Tragedia a Ercolano: 58enne muore in un pozzo nero durante lo spurgo

Un intervento di manutenzione su un pozzo nero in un ristorante di via Benedetto Cozzolino, a Ercolano, si è trasformato in tragedia: a perdere la vita è stato Raffaele Magri, operaio di 58 anni originario di Caivano. Secondo le prime ricostruzioni, l’uomo sarebbe stato colpito dalle esalazioni di gas presenti nel pozzo mentre era impegnato nelle operazioni di spurgo.

L’episodio è avvenuto nel pomeriggio del 1 giugno, e la notizia è stata rilanciata durante le celebrazioni che si sono svolte il giorno seguente. Sul luogo sono intervenuti i carabinieri della tenenza di Ercolano per gli accertamenti di rito e il recupero della salma è stato affidato al nucleo sommozzatori dei vigili del fuoco, che hanno operato con tute protettive e autorespiratori per recuperare il corpo dal pozzo.

Le circostanze dell’incidente e le prime indagini

Le verifiche degli inquirenti si concentrano su più aspetti: l’effettiva presenza o meno dei dispositivi di protezione individuale, le modalità di impiego dell’operaio e la posizione lavorativa rispetto alla normativa. Fonti investigative riferiscono che Magri potrebbe aver lavorato in nero per un’azienda di Afragola specializzata nello spurgo; la salma è stata sequestrata e trasferita al Policlinico di Napoli per l’autopsia.

Il recupero e le difficoltà tecniche

Il recupero del corpo è stato complesso: il pozzo ha costretto i sommozzatori a scendere con attrezzature specifiche per operare in ambienti confinati. Questo passaggio mette in luce quanto sia rischioso l’intervento in spazi chiusi e quanto sia cruciale il rispetto delle procedure antinfortunistiche, dall’uso di autorespiratori alla misurazione preventiva della presenza di gas.

La reazione del sindacato e il dibattito sulle tutele

Giovanni Sgambati, segretario generale della Uil Campania e Napoli, ha commentato la tragedia durante le manifestazioni per l’80esimo anniversario della Repubblica, richiamando l’attenzione sul fatto che la festa è stata “macchiata da un altro incidente mortale”. Per Sgambati l’evento è la conferma di quanto sia ancora presente una forte precarietà lavorativa e della necessità di non abbassare la guardia su sicurezza e diritti.

::::::

* _Esercizi da svolgere_:
A) Rispondi alle seguenti domande sull'articolo sull'incidente di Ercolano:
(i) Di quale località era originario Raffaele Magri?
(ii) In quale struttura è stata trasferita la salma per l'autopsia?
(iii) Quale incarico ricopre Giovanni Sgambati?
B) Riprendi l'articolo sull'incidente di Ercolano e prosegui il testo subito dopo la sua ultima frase.

(Voci del dataset)
::::::

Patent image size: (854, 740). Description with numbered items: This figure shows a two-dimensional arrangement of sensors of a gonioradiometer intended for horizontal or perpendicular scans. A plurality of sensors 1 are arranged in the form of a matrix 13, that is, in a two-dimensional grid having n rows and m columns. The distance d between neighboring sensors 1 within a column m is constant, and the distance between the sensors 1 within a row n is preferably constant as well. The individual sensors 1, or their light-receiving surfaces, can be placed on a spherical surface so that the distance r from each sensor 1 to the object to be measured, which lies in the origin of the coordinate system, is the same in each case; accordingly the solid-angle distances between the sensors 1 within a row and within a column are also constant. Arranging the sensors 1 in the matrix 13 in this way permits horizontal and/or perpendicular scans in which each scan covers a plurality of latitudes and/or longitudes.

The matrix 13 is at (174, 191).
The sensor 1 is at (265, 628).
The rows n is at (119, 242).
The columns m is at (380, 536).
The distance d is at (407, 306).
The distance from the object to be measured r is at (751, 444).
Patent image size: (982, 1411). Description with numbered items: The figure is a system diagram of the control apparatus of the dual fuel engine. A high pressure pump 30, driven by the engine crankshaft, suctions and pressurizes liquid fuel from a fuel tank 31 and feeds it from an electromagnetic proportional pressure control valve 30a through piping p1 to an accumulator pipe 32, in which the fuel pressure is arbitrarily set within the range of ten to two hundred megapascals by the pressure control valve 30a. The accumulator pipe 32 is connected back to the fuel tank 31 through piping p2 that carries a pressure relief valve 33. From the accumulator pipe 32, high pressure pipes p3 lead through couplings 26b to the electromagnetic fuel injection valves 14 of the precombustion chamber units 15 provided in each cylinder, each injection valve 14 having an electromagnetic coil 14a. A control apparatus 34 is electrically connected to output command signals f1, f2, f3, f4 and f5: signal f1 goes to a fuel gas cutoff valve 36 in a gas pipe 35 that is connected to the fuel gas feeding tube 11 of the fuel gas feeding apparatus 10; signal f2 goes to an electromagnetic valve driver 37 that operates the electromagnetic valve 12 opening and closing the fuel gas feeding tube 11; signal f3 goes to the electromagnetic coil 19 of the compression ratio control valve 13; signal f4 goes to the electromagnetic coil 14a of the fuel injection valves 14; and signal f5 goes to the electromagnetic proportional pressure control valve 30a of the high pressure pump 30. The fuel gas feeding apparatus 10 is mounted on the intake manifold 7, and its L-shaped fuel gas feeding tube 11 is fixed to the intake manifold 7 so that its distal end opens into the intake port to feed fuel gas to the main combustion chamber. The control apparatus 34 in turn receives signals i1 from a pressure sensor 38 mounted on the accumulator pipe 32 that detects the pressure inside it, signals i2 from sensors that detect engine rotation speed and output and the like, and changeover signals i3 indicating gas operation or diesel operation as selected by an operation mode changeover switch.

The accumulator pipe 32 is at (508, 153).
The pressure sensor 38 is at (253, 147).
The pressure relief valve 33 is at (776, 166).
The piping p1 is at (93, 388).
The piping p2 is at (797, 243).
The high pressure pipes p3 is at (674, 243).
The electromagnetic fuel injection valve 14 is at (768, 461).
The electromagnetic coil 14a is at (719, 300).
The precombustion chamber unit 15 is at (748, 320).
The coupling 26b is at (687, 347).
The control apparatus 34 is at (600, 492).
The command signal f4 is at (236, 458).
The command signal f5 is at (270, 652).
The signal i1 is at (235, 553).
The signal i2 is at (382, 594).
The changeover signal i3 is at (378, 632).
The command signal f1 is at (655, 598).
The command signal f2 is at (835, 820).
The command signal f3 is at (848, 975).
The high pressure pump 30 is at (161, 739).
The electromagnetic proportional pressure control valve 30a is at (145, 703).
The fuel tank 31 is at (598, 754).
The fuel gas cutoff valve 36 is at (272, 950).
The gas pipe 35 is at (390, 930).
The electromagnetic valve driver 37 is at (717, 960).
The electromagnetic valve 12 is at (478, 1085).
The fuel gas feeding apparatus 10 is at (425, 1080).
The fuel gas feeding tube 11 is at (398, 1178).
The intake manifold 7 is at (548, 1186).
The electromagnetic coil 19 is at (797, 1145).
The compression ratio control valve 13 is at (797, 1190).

::::::

* _Risultati degli esercizi_:
A)
(i) Caivano.
(ii) Il Policlinico di Napoli.
(iii) Segretario generale della Uil Campania e Napoli.

B)
Richieste concrete dal mondo del lavoro

Il sindacato ha ribadito l’urgenza di riconoscere l’omicidio colposo sul lavoro come reato specifico e di istituire una procura speciale per seguire con maggiore attenzione i casi di infortuni e decessi sul lavoro. L’obiettivo dichiarato è dare risposte non solo alle famiglie delle vittime, ma anche a chi subisce lesioni gravi restando spesso senza visibilità.

Il contesto regionale: un problema persistente

La morte di Magri riporta al centro il tema delle cosiddette morti bianche in Campania. Nel 2026 la regione ha registrato 68 vittime legate al lavoro, un dato che la colloca tra le prime regioni per incidenza di incidenti mortali rispetto al numero di occupati. Queste statistiche alimentano il dibattito pubblico sulla prevenzione e sulla necessità di una maggiore responsabilità datoriale.

Le indagini sulle condizioni in cui operava l’operaio potrebbero portare a verifiche anche sul ristorante interessato e sull’azienda che avrebbe impiegato Magri. Si indagherà inoltre su eventuali responsabilità penali e amministrative, con l’auspicio che i rilievi tecnici permettano di chiarire ogni aspetto della dinamica.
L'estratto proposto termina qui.